Here are some entries; quote each one exactly.

##### RECORDS FOR THIS EXERCISE #####

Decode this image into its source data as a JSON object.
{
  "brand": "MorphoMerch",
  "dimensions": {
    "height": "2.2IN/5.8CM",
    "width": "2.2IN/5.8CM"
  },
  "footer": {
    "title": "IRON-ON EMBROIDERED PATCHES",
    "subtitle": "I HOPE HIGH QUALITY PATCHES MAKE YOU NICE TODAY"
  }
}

#####

#### THE COMPLETED TASK:
Decode this image into its source data as a JSON object.
{
  "brand": "MorphoMerch",
  "dimensions": {
    "height": "2.2IN/5.8CM",
    "width": "2.2IN/5.8CM"
  },
  "footer": {
    "title": "IRON-ON EMBROIDERED PATCHES",
    "subtitle": "I HOPE HIGH QUALITY PATCHES MAKE YOU NICE TODAY"
  }
}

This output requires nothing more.